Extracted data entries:
□ □ □
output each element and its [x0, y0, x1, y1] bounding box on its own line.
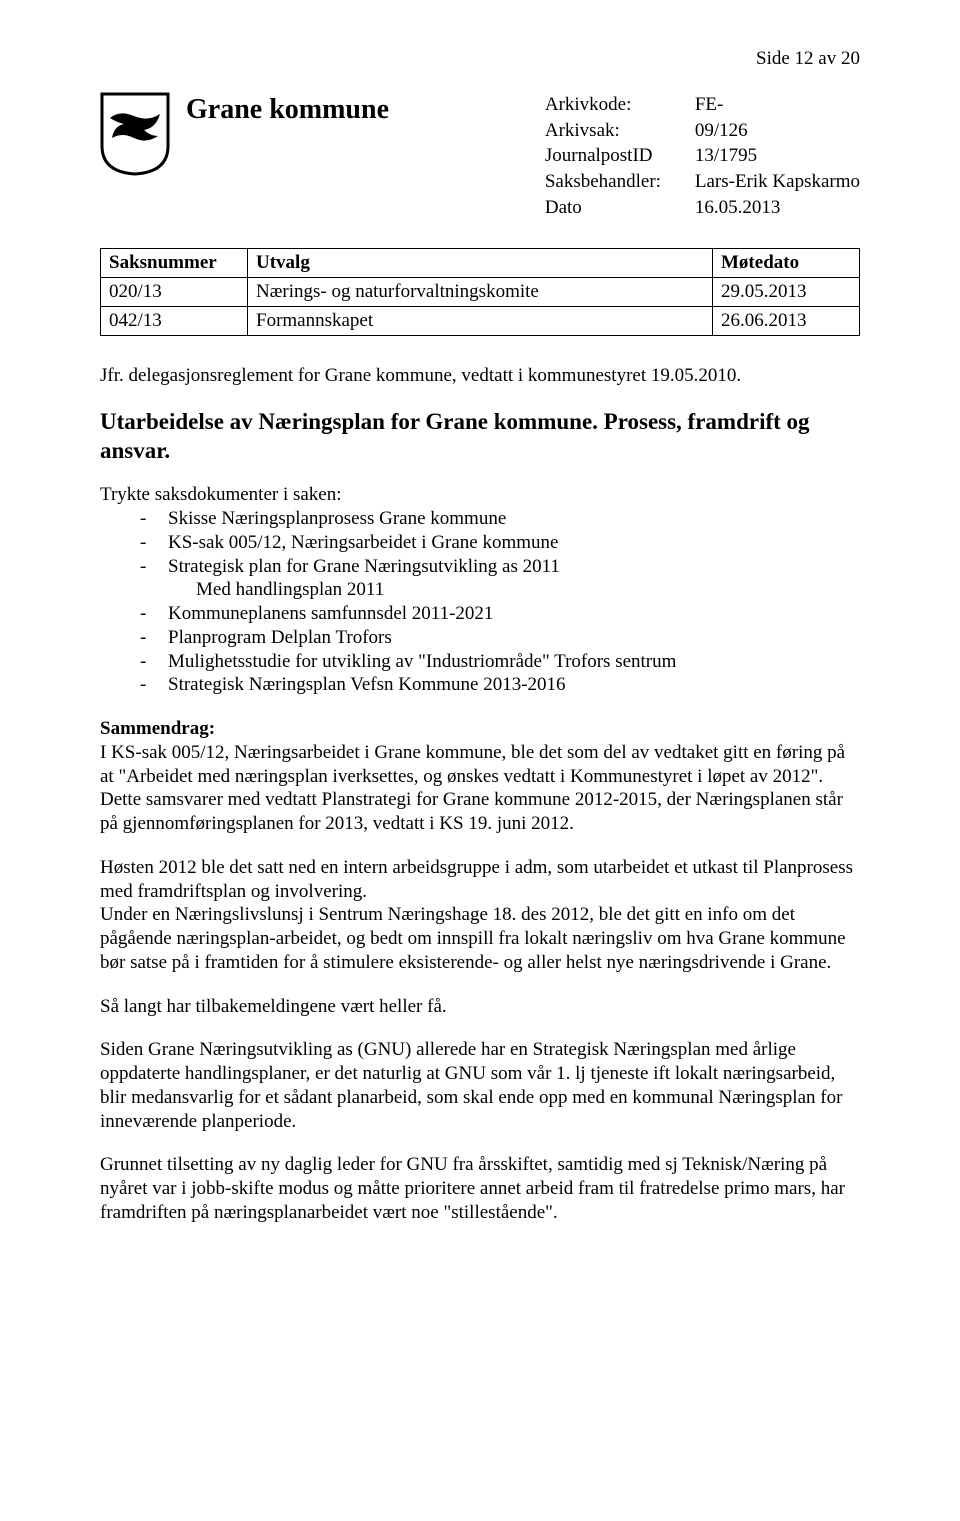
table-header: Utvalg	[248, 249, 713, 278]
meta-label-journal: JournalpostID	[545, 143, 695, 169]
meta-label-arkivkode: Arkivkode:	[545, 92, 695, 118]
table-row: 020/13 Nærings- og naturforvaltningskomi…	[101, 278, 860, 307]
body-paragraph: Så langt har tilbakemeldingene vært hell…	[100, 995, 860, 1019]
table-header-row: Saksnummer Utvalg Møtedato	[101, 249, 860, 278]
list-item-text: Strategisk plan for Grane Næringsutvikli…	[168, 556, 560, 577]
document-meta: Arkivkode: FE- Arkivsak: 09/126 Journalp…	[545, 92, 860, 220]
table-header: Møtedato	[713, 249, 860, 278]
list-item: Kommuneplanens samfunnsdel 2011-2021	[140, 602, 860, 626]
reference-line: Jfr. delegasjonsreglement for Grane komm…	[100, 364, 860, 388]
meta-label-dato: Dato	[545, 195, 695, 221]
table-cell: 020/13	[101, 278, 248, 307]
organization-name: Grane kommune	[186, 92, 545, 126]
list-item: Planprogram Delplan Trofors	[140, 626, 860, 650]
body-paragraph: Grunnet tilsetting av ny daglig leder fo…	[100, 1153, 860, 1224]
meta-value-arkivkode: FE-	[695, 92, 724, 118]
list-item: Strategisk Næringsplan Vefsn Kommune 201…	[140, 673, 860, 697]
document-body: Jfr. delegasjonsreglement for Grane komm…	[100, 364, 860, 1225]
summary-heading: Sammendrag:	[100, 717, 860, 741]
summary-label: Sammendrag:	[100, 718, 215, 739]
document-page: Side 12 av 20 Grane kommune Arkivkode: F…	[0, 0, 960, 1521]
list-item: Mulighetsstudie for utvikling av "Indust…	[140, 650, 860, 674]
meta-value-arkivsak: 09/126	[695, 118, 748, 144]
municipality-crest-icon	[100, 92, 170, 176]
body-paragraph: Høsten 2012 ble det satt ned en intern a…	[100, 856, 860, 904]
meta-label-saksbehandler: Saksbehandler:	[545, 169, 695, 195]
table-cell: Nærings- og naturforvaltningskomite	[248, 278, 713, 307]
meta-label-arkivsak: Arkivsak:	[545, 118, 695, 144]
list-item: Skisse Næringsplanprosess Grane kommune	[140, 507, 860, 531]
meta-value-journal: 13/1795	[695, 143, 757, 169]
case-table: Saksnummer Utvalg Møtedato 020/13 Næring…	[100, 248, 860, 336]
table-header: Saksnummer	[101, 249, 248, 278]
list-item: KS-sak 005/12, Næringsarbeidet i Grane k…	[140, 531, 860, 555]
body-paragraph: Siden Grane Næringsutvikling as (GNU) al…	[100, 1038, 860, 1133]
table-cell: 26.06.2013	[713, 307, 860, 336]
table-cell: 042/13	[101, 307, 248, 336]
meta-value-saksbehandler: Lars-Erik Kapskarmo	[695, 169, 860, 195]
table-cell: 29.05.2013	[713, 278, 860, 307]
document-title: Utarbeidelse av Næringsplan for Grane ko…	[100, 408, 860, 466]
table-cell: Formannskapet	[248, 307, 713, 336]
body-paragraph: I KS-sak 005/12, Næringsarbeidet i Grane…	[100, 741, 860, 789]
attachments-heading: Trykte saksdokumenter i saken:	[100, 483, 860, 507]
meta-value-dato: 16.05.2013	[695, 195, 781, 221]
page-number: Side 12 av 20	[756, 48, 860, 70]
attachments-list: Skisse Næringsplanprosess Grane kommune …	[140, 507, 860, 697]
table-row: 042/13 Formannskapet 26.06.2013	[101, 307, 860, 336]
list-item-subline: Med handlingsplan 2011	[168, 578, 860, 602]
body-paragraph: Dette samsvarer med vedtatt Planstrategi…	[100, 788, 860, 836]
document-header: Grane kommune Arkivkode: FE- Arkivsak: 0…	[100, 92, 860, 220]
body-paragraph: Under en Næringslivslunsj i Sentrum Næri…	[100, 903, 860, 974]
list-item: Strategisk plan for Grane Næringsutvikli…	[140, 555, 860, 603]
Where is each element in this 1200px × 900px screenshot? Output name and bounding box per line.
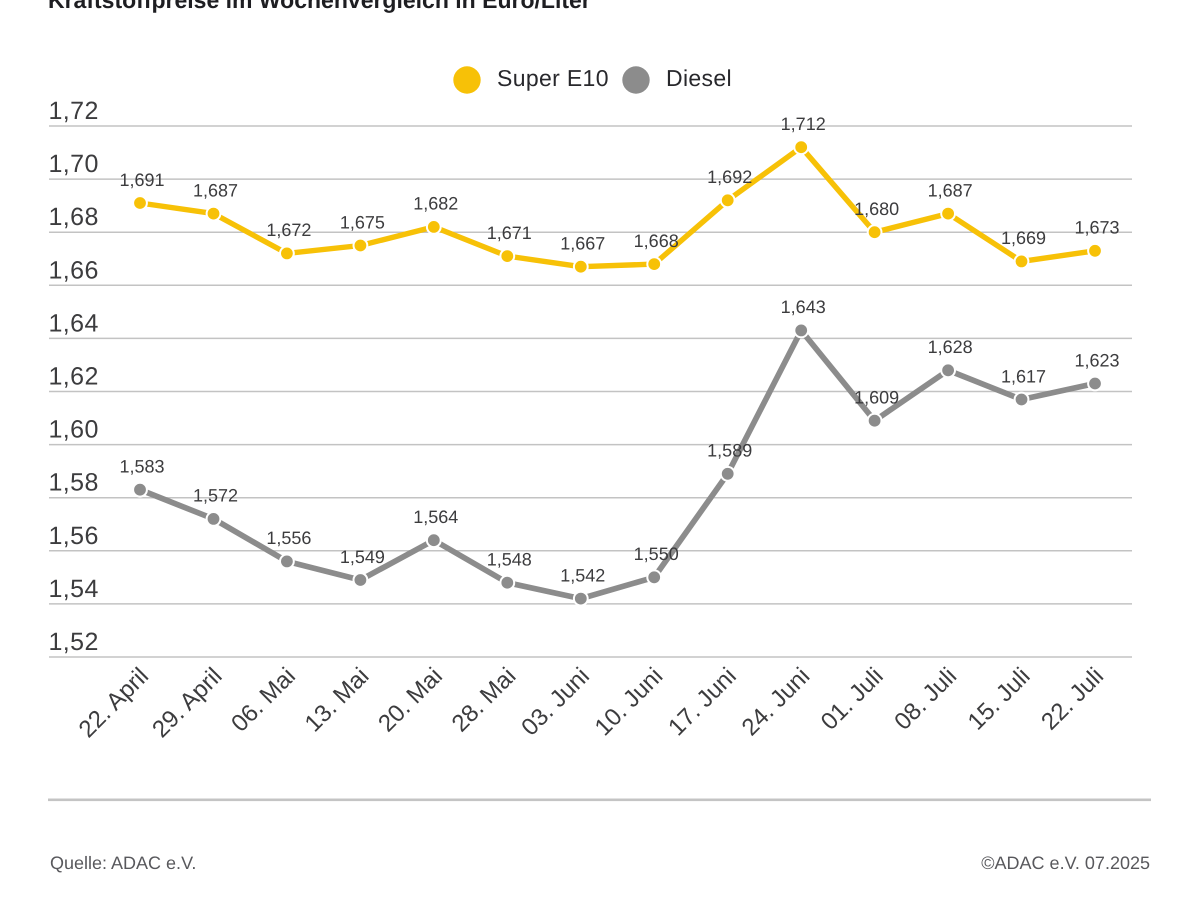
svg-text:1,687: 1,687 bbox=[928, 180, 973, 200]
□ □ □
■ STATED TASK ■
Copy out, unchanged, the items from the line containing "249, 713, 278]" up to and including the line containing "reference-line: Jfr. delegasjonsreglement".

■ TASK RESULT ■
table-header: Utvalg	[248, 249, 713, 278]
meta-label-journal: JournalpostID	[545, 143, 695, 169]
meta-label-arkivkode: Arkivkode:	[545, 92, 695, 118]
table-row: 020/13 Nærings- og naturforvaltningskomi…	[101, 278, 860, 307]
body-paragraph: Så langt har tilbakemeldingene vært hell…	[100, 995, 860, 1019]
table-header-row: Saksnummer Utvalg Møtedato	[101, 249, 860, 278]
list-item-text: Strategisk plan for Grane Næringsutvikli…	[168, 556, 560, 577]
document-meta: Arkivkode: FE- Arkivsak: 09/126 Journalp…	[545, 92, 860, 220]
table-header: Møtedato	[713, 249, 860, 278]
list-item: Kommuneplanens samfunnsdel 2011-2021	[140, 602, 860, 626]
reference-line: Jfr. delegasjonsreglement for Grane komm…	[100, 364, 860, 388]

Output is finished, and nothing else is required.